Stated exercise: Repeat the full listing, word for word.

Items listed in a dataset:
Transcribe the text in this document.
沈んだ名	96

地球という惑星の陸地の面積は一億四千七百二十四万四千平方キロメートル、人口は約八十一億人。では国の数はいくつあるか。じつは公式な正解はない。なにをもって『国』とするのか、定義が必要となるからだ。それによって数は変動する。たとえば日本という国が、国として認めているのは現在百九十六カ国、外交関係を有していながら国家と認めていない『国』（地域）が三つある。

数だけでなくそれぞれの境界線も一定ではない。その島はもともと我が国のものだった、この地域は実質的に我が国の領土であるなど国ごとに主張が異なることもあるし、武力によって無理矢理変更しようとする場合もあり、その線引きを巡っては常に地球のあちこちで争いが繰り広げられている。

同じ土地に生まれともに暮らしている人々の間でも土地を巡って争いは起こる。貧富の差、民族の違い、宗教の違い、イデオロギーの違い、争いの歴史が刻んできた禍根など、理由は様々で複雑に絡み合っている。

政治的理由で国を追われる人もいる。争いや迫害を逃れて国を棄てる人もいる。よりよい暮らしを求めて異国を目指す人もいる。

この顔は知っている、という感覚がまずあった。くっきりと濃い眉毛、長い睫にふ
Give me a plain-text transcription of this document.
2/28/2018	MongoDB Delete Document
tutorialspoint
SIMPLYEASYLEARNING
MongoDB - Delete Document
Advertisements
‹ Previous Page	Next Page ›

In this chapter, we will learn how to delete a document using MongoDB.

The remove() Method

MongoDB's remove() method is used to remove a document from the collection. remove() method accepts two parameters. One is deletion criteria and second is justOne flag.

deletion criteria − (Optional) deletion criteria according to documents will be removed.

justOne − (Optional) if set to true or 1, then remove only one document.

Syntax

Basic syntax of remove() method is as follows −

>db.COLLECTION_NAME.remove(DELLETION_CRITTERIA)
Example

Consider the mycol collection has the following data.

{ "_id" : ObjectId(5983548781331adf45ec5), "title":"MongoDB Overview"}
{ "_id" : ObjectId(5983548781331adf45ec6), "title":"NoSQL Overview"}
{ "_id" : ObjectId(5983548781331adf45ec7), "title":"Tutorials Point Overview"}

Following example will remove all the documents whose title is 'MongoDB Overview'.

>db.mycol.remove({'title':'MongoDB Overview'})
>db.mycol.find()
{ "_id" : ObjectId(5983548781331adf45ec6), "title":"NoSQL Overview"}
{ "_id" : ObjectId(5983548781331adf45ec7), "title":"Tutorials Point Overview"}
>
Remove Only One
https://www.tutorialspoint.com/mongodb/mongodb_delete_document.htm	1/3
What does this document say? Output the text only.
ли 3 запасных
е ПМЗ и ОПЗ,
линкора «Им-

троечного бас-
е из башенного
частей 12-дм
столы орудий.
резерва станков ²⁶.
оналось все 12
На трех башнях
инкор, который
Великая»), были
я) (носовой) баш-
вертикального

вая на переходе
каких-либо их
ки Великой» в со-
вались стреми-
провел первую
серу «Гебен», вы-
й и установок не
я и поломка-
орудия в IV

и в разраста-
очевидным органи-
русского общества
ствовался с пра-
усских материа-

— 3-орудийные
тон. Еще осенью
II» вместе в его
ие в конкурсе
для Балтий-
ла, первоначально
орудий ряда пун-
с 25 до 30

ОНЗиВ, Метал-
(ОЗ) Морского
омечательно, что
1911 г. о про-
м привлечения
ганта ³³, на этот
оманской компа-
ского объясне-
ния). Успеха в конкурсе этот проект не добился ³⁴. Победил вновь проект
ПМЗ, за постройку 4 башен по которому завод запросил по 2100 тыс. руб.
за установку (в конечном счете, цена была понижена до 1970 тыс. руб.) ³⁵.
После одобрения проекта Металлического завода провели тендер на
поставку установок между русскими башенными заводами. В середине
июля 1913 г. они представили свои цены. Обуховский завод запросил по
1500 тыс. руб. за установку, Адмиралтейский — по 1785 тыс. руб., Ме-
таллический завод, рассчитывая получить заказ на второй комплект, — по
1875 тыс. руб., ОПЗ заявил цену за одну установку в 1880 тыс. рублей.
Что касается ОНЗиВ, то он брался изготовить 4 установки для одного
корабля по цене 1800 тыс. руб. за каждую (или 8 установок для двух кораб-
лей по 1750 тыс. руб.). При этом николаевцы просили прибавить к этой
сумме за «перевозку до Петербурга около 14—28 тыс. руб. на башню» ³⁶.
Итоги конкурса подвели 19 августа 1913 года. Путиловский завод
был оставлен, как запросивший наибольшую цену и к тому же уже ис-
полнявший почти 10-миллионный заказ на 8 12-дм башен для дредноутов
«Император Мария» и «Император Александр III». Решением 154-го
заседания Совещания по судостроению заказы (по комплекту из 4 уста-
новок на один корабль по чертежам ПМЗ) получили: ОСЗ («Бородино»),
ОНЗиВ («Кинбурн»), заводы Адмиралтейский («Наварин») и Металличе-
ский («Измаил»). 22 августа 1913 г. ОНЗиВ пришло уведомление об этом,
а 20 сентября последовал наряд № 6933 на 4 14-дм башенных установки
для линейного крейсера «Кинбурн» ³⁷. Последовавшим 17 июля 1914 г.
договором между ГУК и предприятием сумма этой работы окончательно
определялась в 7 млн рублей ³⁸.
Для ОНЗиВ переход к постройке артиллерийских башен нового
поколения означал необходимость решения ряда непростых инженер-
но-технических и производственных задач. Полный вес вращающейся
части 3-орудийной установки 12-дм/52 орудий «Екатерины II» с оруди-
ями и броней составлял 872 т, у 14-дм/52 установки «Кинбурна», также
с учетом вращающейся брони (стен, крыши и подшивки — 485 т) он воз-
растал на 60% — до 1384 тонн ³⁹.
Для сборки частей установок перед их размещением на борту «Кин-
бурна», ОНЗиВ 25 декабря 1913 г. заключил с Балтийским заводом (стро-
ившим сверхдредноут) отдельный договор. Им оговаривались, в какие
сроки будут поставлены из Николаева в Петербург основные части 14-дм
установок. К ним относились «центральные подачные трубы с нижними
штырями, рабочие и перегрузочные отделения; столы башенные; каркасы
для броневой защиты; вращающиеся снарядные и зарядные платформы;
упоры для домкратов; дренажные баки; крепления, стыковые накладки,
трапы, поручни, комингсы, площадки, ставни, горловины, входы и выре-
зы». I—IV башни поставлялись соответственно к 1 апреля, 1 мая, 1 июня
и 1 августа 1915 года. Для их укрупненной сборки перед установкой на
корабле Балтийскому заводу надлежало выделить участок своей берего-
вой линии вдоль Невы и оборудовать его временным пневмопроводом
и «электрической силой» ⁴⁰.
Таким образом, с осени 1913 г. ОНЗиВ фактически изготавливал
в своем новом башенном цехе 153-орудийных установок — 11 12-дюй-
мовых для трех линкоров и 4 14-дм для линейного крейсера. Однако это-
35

Solution to the problem:
Transcribe the text in this document.
沈んだ名	96

地球という惑星の陸地の面積は一億四千七百二十四万四千平方キロメートル、人口は約八十一億人。では国の数はいくつあるか。じつは公式な正解はない。なにをもって『国』とするのか、定義が必要となるからだ。それによって数は変動する。たとえば日本という国が、国として認めているのは現在百九十六カ国、外交関係を有していながら国家と認めていない『国』（地域）が三つある。

数だけでなくそれぞれの境界線も一定ではない。その島はもともと我が国のものだった、この地域は実質的に我が国の領土であるなど国ごとに主張が異なることもあるし、武力によって無理矢理変更しようとする場合もあり、その線引きを巡っては常に地球のあちこちで争いが繰り広げられている。

同じ土地に生まれともに暮らしている人々の間でも土地を巡って争いは起こる。貧富の差、民族の違い、宗教の違い、イデオロギーの違い、争いの歴史が刻んできた禍根など、理由は様々で複雑に絡み合っている。

政治的理由で国を追われる人もいる。争いや迫害を逃れて国を棄てる人もいる。よりよい暮らしを求めて異国を目指す人もいる。

この顔は知っている、という感覚がまずあった。くっきりと濃い眉毛、長い睫にふ
Give me a plain-text transcription of this document.
2/28/2018	MongoDB Delete Document
tutorialspoint
SIMPLYEASYLEARNING
MongoDB - Delete Document
Advertisements
‹ Previous Page	Next Page ›

In this chapter, we will learn how to delete a document using MongoDB.

The remove() Method

MongoDB's remove() method is used to remove a document from the collection. remove() method accepts two parameters. One is deletion criteria and second is justOne flag.

deletion criteria − (Optional) deletion criteria according to documents will be removed.

justOne − (Optional) if set to true or 1, then remove only one document.

Syntax

Basic syntax of remove() method is as follows −

>db.COLLECTION_NAME.remove(DELLETION_CRITTERIA)
Example

Consider the mycol collection has the following data.

{ "_id" : ObjectId(5983548781331adf45ec5), "title":"MongoDB Overview"}
{ "_id" : ObjectId(5983548781331adf45ec6), "title":"NoSQL Overview"}
{ "_id" : ObjectId(5983548781331adf45ec7), "title":"Tutorials Point Overview"}

Following example will remove all the documents whose title is 'MongoDB Overview'.

>db.mycol.remove({'title':'MongoDB Overview'})
>db.mycol.find()
{ "_id" : ObjectId(5983548781331adf45ec6), "title":"NoSQL Overview"}
{ "_id" : ObjectId(5983548781331adf45ec7), "title":"Tutorials Point Overview"}
>
Remove Only One
https://www.tutorialspoint.com/mongodb/mongodb_delete_document.htm	1/3
What does this document say? Output the text only.
ли 3 запасных
е ПМЗ и ОПЗ,
линкора «Им-

троечного бас-
е из башенного
частей 12-дм
столы орудий.
резерва станков ²⁶.
оналось все 12
На трех башнях
инкор, который
Великая»), были
я) (носовой) баш-
вертикального

вая на переходе
каких-либо их
ки Великой» в со-
вались стреми-
провел первую
серу «Гебен», вы-
й и установок не
я и поломка-
орудия в IV

и в разраста-
очевидным органи-
русского общества
ствовался с пра-
усских материа-

— 3-орудийные
тон. Еще осенью
II» вместе в его
ие в конкурсе
для Балтий-
ла, первоначально
орудий ряда пун-
с 25 до 30

ОНЗиВ, Метал-
(ОЗ) Морского
омечательно, что
1911 г. о про-
м привлечения
ганта ³³, на этот
оманской компа-
ского объясне-
ния). Успеха в конкурсе этот проект не добился ³⁴. Победил вновь проект
ПМЗ, за постройку 4 башен по которому завод запросил по 2100 тыс. руб.
за установку (в конечном счете, цена была понижена до 1970 тыс. руб.) ³⁵.
После одобрения проекта Металлического завода провели тендер на
поставку установок между русскими башенными заводами. В середине
июля 1913 г. они представили свои цены. Обуховский завод запросил по
1500 тыс. руб. за установку, Адмиралтейский — по 1785 тыс. руб., Ме-
таллический завод, рассчитывая получить заказ на второй комплект, — по
1875 тыс. руб., ОПЗ заявил цену за одну установку в 1880 тыс. рублей.
Что касается ОНЗиВ, то он брался изготовить 4 установки для одного
корабля по цене 1800 тыс. руб. за каждую (или 8 установок для двух кораб-
лей по 1750 тыс. руб.). При этом николаевцы просили прибавить к этой
сумме за «перевозку до Петербурга около 14—28 тыс. руб. на башню» ³⁶.
Итоги конкурса подвели 19 августа 1913 года. Путиловский завод
был оставлен, как запросивший наибольшую цену и к тому же уже ис-
полнявший почти 10-миллионный заказ на 8 12-дм башен для дредноутов
«Император Мария» и «Император Александр III». Решением 154-го
заседания Совещания по судостроению заказы (по комплекту из 4 уста-
новок на один корабль по чертежам ПМЗ) получили: ОСЗ («Бородино»),
ОНЗиВ («Кинбурн»), заводы Адмиралтейский («Наварин») и Металличе-
ский («Измаил»). 22 августа 1913 г. ОНЗиВ пришло уведомление об этом,
а 20 сентября последовал наряд № 6933 на 4 14-дм башенных установки
для линейного крейсера «Кинбурн» ³⁷. Последовавшим 17 июля 1914 г.
договором между ГУК и предприятием сумма этой работы окончательно
определялась в 7 млн рублей ³⁸.
Для ОНЗиВ переход к постройке артиллерийских башен нового
поколения означал необходимость решения ряда непростых инженер-
но-технических и производственных задач. Полный вес вращающейся
части 3-орудийной установки 12-дм/52 орудий «Екатерины II» с оруди-
ями и броней составлял 872 т, у 14-дм/52 установки «Кинбурна», также
с учетом вращающейся брони (стен, крыши и подшивки — 485 т) он воз-
растал на 60% — до 1384 тонн ³⁹.
Для сборки частей установок перед их размещением на борту «Кин-
бурна», ОНЗиВ 25 декабря 1913 г. заключил с Балтийским заводом (стро-
ившим сверхдредноут) отдельный договор. Им оговаривались, в какие
сроки будут поставлены из Николаева в Петербург основные части 14-дм
установок. К ним относились «центральные подачные трубы с нижними
штырями, рабочие и перегрузочные отделения; столы башенные; каркасы
для броневой защиты; вращающиеся снарядные и зарядные платформы;
упоры для домкратов; дренажные баки; крепления, стыковые накладки,
трапы, поручни, комингсы, площадки, ставни, горловины, входы и выре-
зы». I—IV башни поставлялись соответственно к 1 апреля, 1 мая, 1 июня
и 1 августа 1915 года. Для их укрупненной сборки перед установкой на
корабле Балтийскому заводу надлежало выделить участок своей берего-
вой линии вдоль Невы и оборудовать его временным пневмопроводом
и «электрической силой» ⁴⁰.
Таким образом, с осени 1913 г. ОНЗиВ фактически изготавливал
в своем новом башенном цехе 153-орудийных установок — 11 12-дюй-
мовых для трех линкоров и 4 14-дм для линейного крейсера. Однако это-
35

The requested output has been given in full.